Update the entries below by replacing every occurrence of "drought-swatch" with "drought-chip", and change nothing else.
..........
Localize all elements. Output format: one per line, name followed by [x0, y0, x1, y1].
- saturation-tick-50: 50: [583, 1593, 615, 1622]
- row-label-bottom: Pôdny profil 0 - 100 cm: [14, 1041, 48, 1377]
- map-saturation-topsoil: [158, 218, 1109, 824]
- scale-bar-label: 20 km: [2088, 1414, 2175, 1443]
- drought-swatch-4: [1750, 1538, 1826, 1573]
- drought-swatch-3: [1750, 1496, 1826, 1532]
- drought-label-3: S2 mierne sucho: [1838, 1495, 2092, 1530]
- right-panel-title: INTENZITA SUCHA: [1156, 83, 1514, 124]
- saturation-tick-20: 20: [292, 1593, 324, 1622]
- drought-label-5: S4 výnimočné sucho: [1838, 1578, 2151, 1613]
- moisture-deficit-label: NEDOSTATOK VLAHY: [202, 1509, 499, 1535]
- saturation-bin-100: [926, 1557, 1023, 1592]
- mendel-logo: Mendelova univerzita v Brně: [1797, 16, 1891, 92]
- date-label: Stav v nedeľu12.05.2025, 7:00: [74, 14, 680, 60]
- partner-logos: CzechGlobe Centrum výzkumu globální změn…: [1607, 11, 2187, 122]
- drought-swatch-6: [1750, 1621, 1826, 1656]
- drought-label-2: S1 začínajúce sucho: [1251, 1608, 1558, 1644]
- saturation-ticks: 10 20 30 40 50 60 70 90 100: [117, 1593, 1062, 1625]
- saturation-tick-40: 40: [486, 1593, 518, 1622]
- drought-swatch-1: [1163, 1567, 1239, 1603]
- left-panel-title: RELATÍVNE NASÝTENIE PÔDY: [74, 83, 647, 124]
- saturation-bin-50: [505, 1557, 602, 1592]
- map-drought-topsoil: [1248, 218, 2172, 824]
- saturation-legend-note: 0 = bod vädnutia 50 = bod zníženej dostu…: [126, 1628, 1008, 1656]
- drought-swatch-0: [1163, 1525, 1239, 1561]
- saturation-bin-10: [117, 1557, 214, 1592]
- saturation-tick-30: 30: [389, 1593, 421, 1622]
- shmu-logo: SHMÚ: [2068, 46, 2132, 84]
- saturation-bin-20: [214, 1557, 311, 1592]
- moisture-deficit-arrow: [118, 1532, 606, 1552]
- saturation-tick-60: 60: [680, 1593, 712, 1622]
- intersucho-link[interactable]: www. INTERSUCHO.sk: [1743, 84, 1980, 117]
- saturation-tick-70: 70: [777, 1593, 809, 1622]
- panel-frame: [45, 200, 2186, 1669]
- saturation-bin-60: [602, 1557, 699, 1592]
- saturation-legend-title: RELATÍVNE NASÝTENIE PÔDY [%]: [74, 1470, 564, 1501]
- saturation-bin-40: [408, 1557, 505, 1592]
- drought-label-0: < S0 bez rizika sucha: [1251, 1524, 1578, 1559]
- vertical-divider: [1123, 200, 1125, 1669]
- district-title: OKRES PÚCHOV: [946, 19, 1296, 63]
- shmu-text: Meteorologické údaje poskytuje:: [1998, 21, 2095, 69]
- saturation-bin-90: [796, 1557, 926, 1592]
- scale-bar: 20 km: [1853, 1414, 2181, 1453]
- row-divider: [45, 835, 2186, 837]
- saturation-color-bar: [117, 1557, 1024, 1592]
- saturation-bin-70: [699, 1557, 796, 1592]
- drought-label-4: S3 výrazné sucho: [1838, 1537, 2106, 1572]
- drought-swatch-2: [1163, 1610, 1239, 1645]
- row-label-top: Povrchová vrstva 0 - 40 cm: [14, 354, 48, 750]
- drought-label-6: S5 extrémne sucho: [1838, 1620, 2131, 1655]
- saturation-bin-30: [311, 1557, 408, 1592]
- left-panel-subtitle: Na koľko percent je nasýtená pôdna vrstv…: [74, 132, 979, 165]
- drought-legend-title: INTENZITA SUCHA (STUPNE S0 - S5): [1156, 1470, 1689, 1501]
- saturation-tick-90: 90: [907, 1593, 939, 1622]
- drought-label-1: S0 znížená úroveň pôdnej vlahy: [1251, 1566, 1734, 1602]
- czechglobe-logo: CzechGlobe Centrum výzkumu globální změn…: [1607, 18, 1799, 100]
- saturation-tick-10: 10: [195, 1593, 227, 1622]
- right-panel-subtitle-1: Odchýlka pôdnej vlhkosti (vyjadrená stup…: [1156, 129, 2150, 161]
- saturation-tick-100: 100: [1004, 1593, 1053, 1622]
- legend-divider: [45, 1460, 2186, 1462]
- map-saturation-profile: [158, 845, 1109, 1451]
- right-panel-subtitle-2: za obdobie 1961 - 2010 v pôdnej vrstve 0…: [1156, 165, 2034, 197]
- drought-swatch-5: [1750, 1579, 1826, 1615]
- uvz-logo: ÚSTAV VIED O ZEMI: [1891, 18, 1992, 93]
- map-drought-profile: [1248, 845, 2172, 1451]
..........
■ The reply:
Localize all elements. Output format: one per line, name followed by [x0, y0, x1, y1].
- saturation-tick-50: 50: [583, 1593, 615, 1622]
- row-label-bottom: Pôdny profil 0 - 100 cm: [14, 1041, 48, 1377]
- map-saturation-topsoil: [158, 218, 1109, 824]
- scale-bar-label: 20 km: [2088, 1414, 2175, 1443]
- drought-chip-4: [1750, 1538, 1826, 1573]
- drought-chip-3: [1750, 1496, 1826, 1532]
- drought-label-3: S2 mierne sucho: [1838, 1495, 2092, 1530]
- right-panel-title: INTENZITA SUCHA: [1156, 83, 1514, 124]
- saturation-tick-20: 20: [292, 1593, 324, 1622]
- drought-label-5: S4 výnimočné sucho: [1838, 1578, 2151, 1613]
- moisture-deficit-label: NEDOSTATOK VLAHY: [202, 1509, 499, 1535]
- saturation-bin-100: [926, 1557, 1023, 1592]
- mendel-logo: Mendelova univerzita v Brně: [1797, 16, 1891, 92]
- date-label: Stav v nedeľu12.05.2025, 7:00: [74, 14, 680, 60]
- partner-logos: CzechGlobe Centrum výzkumu globální změn…: [1607, 11, 2187, 122]
- drought-chip-6: [1750, 1621, 1826, 1656]
- drought-label-2: S1 začínajúce sucho: [1251, 1608, 1558, 1644]
- saturation-ticks: 10 20 30 40 50 60 70 90 100: [117, 1593, 1062, 1625]
- saturation-tick-40: 40: [486, 1593, 518, 1622]
- drought-chip-1: [1163, 1567, 1239, 1603]
- left-panel-title: RELATÍVNE NASÝTENIE PÔDY: [74, 83, 647, 124]
- saturation-bin-50: [505, 1557, 602, 1592]
- map-drought-topsoil: [1248, 218, 2172, 824]
- saturation-legend-note: 0 = bod vädnutia 50 = bod zníženej dostu…: [126, 1628, 1008, 1656]
- drought-chip-0: [1163, 1525, 1239, 1561]
- saturation-bin-10: [117, 1557, 214, 1592]
- saturation-tick-30: 30: [389, 1593, 421, 1622]
- shmu-logo: SHMÚ: [2068, 46, 2132, 84]
- saturation-bin-20: [214, 1557, 311, 1592]
- moisture-deficit-arrow: [118, 1532, 606, 1552]
- saturation-tick-60: 60: [680, 1593, 712, 1622]
- intersucho-link[interactable]: www. INTERSUCHO.sk: [1743, 84, 1980, 117]
- saturation-tick-70: 70: [777, 1593, 809, 1622]
- panel-frame: [45, 200, 2186, 1669]
- saturation-bin-60: [602, 1557, 699, 1592]
- saturation-legend-title: RELATÍVNE NASÝTENIE PÔDY [%]: [74, 1470, 564, 1501]
- saturation-bin-40: [408, 1557, 505, 1592]
- drought-label-0: < S0 bez rizika sucha: [1251, 1524, 1578, 1559]
- vertical-divider: [1123, 200, 1125, 1669]
- district-title: OKRES PÚCHOV: [946, 19, 1296, 63]
- shmu-text: Meteorologické údaje poskytuje:: [1998, 21, 2095, 69]
- saturation-bin-90: [796, 1557, 926, 1592]
- scale-bar: 20 km: [1853, 1414, 2181, 1453]
- row-divider: [45, 835, 2186, 837]
- saturation-color-bar: [117, 1557, 1024, 1592]
- saturation-bin-70: [699, 1557, 796, 1592]
- drought-label-4: S3 výrazné sucho: [1838, 1537, 2106, 1572]
- drought-chip-2: [1163, 1610, 1239, 1645]
- row-label-top: Povrchová vrstva 0 - 40 cm: [14, 354, 48, 750]
- drought-label-6: S5 extrémne sucho: [1838, 1620, 2131, 1655]
- saturation-bin-30: [311, 1557, 408, 1592]
- left-panel-subtitle: Na koľko percent je nasýtená pôdna vrstv…: [74, 132, 979, 165]
- drought-legend-title: INTENZITA SUCHA (STUPNE S0 - S5): [1156, 1470, 1689, 1501]
- saturation-tick-90: 90: [907, 1593, 939, 1622]
- drought-label-1: S0 znížená úroveň pôdnej vlahy: [1251, 1566, 1734, 1602]
- czechglobe-logo: CzechGlobe Centrum výzkumu globální změn…: [1607, 18, 1799, 100]
- saturation-tick-10: 10: [195, 1593, 227, 1622]
- right-panel-subtitle-1: Odchýlka pôdnej vlhkosti (vyjadrená stup…: [1156, 129, 2150, 161]
- saturation-tick-100: 100: [1004, 1593, 1053, 1622]
- legend-divider: [45, 1460, 2186, 1462]
- map-saturation-profile: [158, 845, 1109, 1451]
- right-panel-subtitle-2: za obdobie 1961 - 2010 v pôdnej vrstve 0…: [1156, 165, 2034, 197]
- drought-chip-5: [1750, 1579, 1826, 1615]
- uvz-logo: ÚSTAV VIED O ZEMI: [1891, 18, 1992, 93]
- map-drought-profile: [1248, 845, 2172, 1451]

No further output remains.